## Exercise brief:
Every entry must be echoed exactly.

┄┄┄┄┄┄

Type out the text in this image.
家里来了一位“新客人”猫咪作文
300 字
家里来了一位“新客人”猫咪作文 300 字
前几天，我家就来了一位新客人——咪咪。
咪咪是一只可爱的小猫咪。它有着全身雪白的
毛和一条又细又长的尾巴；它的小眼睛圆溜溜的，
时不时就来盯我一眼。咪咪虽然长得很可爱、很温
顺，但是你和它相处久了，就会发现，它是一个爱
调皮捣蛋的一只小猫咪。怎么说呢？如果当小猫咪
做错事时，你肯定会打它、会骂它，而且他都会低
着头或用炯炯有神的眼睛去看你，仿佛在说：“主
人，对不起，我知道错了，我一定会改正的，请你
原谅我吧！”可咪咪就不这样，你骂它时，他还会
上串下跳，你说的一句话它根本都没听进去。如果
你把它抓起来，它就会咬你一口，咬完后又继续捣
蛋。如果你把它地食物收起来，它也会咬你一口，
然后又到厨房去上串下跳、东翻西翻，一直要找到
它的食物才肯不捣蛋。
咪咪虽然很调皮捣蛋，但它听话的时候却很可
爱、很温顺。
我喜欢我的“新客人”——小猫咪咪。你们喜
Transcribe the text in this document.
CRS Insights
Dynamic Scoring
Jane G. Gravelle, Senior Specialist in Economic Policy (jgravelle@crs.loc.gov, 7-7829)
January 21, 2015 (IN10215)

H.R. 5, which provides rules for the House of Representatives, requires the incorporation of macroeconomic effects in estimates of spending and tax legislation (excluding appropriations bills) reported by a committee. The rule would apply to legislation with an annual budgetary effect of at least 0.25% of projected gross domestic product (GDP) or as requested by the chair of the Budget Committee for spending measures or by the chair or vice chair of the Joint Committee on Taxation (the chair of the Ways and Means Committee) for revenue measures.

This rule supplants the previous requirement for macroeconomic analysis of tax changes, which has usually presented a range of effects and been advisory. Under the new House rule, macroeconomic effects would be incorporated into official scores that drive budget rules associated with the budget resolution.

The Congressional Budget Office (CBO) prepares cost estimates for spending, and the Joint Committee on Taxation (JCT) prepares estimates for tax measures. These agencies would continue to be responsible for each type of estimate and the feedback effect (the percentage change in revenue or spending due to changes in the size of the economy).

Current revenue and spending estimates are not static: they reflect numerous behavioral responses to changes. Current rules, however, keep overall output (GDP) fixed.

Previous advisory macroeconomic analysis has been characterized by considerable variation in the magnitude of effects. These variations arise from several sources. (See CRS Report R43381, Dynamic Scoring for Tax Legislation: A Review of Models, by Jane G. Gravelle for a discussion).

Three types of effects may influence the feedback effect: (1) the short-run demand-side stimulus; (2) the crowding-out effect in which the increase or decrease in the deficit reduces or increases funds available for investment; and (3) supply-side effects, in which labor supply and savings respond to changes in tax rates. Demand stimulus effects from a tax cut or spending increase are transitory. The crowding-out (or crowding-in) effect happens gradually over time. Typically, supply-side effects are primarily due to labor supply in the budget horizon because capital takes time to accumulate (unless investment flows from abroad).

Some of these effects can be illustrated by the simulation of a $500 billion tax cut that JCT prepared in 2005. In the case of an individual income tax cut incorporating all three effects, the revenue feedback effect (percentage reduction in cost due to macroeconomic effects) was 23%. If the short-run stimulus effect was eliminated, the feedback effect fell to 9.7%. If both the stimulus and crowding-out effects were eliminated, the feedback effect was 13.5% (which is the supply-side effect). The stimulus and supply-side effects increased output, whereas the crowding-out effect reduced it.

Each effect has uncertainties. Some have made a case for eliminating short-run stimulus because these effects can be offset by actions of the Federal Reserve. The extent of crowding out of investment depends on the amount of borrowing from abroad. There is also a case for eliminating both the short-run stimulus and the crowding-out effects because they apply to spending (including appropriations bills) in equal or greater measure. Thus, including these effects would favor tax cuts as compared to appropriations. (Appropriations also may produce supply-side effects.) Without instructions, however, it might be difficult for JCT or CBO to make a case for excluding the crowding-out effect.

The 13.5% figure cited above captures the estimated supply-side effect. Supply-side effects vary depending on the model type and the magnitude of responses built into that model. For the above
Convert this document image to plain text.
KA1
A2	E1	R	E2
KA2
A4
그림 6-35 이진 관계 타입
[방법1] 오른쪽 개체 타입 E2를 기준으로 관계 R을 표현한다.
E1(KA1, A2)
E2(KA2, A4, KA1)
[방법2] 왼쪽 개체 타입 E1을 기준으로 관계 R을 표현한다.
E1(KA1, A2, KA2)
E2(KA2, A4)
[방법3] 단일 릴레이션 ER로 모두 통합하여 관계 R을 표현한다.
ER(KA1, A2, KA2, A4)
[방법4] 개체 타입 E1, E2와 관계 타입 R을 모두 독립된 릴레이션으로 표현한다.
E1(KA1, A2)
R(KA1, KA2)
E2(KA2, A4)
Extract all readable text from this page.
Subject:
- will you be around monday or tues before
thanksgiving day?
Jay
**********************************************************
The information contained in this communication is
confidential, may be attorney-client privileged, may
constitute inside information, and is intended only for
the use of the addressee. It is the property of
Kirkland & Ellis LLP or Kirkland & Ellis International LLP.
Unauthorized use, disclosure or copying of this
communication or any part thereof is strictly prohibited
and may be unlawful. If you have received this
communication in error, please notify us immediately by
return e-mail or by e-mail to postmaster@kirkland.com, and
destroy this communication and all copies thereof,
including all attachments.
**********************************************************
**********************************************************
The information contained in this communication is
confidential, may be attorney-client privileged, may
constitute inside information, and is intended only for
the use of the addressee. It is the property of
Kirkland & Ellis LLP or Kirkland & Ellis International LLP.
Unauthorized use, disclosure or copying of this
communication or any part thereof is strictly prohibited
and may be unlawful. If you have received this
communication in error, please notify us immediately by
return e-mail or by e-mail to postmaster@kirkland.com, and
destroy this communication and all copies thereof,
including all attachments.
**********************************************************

┄┄┄┄┄┄

## Task answer:
Type out the text in this image.
家里来了一位“新客人”猫咪作文
300 字
家里来了一位“新客人”猫咪作文 300 字
前几天，我家就来了一位新客人——咪咪。
咪咪是一只可爱的小猫咪。它有着全身雪白的
毛和一条又细又长的尾巴；它的小眼睛圆溜溜的，
时不时就来盯我一眼。咪咪虽然长得很可爱、很温
顺，但是你和它相处久了，就会发现，它是一个爱
调皮捣蛋的一只小猫咪。怎么说呢？如果当小猫咪
做错事时，你肯定会打它、会骂它，而且他都会低
着头或用炯炯有神的眼睛去看你，仿佛在说：“主
人，对不起，我知道错了，我一定会改正的，请你
原谅我吧！”可咪咪就不这样，你骂它时，他还会
上串下跳，你说的一句话它根本都没听进去。如果
你把它抓起来，它就会咬你一口，咬完后又继续捣
蛋。如果你把它地食物收起来，它也会咬你一口，
然后又到厨房去上串下跳、东翻西翻，一直要找到
它的食物才肯不捣蛋。
咪咪虽然很调皮捣蛋，但它听话的时候却很可
爱、很温顺。
我喜欢我的“新客人”——小猫咪咪。你们喜
Transcribe the text in this document.
CRS Insights
Dynamic Scoring
Jane G. Gravelle, Senior Specialist in Economic Policy (jgravelle@crs.loc.gov, 7-7829)
January 21, 2015 (IN10215)

H.R. 5, which provides rules for the House of Representatives, requires the incorporation of macroeconomic effects in estimates of spending and tax legislation (excluding appropriations bills) reported by a committee. The rule would apply to legislation with an annual budgetary effect of at least 0.25% of projected gross domestic product (GDP) or as requested by the chair of the Budget Committee for spending measures or by the chair or vice chair of the Joint Committee on Taxation (the chair of the Ways and Means Committee) for revenue measures.

This rule supplants the previous requirement for macroeconomic analysis of tax changes, which has usually presented a range of effects and been advisory. Under the new House rule, macroeconomic effects would be incorporated into official scores that drive budget rules associated with the budget resolution.

The Congressional Budget Office (CBO) prepares cost estimates for spending, and the Joint Committee on Taxation (JCT) prepares estimates for tax measures. These agencies would continue to be responsible for each type of estimate and the feedback effect (the percentage change in revenue or spending due to changes in the size of the economy).

Current revenue and spending estimates are not static: they reflect numerous behavioral responses to changes. Current rules, however, keep overall output (GDP) fixed.

Previous advisory macroeconomic analysis has been characterized by considerable variation in the magnitude of effects. These variations arise from several sources. (See CRS Report R43381, Dynamic Scoring for Tax Legislation: A Review of Models, by Jane G. Gravelle for a discussion).

Three types of effects may influence the feedback effect: (1) the short-run demand-side stimulus; (2) the crowding-out effect in which the increase or decrease in the deficit reduces or increases funds available for investment; and (3) supply-side effects, in which labor supply and savings respond to changes in tax rates. Demand stimulus effects from a tax cut or spending increase are transitory. The crowding-out (or crowding-in) effect happens gradually over time. Typically, supply-side effects are primarily due to labor supply in the budget horizon because capital takes time to accumulate (unless investment flows from abroad).

Some of these effects can be illustrated by the simulation of a $500 billion tax cut that JCT prepared in 2005. In the case of an individual income tax cut incorporating all three effects, the revenue feedback effect (percentage reduction in cost due to macroeconomic effects) was 23%. If the short-run stimulus effect was eliminated, the feedback effect fell to 9.7%. If both the stimulus and crowding-out effects were eliminated, the feedback effect was 13.5% (which is the supply-side effect). The stimulus and supply-side effects increased output, whereas the crowding-out effect reduced it.

Each effect has uncertainties. Some have made a case for eliminating short-run stimulus because these effects can be offset by actions of the Federal Reserve. The extent of crowding out of investment depends on the amount of borrowing from abroad. There is also a case for eliminating both the short-run stimulus and the crowding-out effects because they apply to spending (including appropriations bills) in equal or greater measure. Thus, including these effects would favor tax cuts as compared to appropriations. (Appropriations also may produce supply-side effects.) Without instructions, however, it might be difficult for JCT or CBO to make a case for excluding the crowding-out effect.

The 13.5% figure cited above captures the estimated supply-side effect. Supply-side effects vary depending on the model type and the magnitude of responses built into that model. For the above
Convert this document image to plain text.
KA1
A2	E1	R	E2
KA2
A4
그림 6-35 이진 관계 타입
[방법1] 오른쪽 개체 타입 E2를 기준으로 관계 R을 표현한다.
E1(KA1, A2)
E2(KA2, A4, KA1)
[방법2] 왼쪽 개체 타입 E1을 기준으로 관계 R을 표현한다.
E1(KA1, A2, KA2)
E2(KA2, A4)
[방법3] 단일 릴레이션 ER로 모두 통합하여 관계 R을 표현한다.
ER(KA1, A2, KA2, A4)
[방법4] 개체 타입 E1, E2와 관계 타입 R을 모두 독립된 릴레이션으로 표현한다.
E1(KA1, A2)
R(KA1, KA2)
E2(KA2, A4)
Extract all readable text from this page.
Subject:
- will you be around monday or tues before
thanksgiving day?
Jay
**********************************************************
The information contained in this communication is
confidential, may be attorney-client privileged, may
constitute inside information, and is intended only for
the use of the addressee. It is the property of
Kirkland & Ellis LLP or Kirkland & Ellis International LLP.
Unauthorized use, disclosure or copying of this
communication or any part thereof is strictly prohibited
and may be unlawful. If you have received this
communication in error, please notify us immediately by
return e-mail or by e-mail to postmaster@kirkland.com, and
destroy this communication and all copies thereof,
including all attachments.
**********************************************************
**********************************************************
The information contained in this communication is
confidential, may be attorney-client privileged, may
constitute inside information, and is intended only for
the use of the addressee. It is the property of
Kirkland & Ellis LLP or Kirkland & Ellis International LLP.
Unauthorized use, disclosure or copying of this
communication or any part thereof is strictly prohibited
and may be unlawful. If you have received this
communication in error, please notify us immediately by
return e-mail or by e-mail to postmaster@kirkland.com, and
destroy this communication and all copies thereof,
including all attachments.
**********************************************************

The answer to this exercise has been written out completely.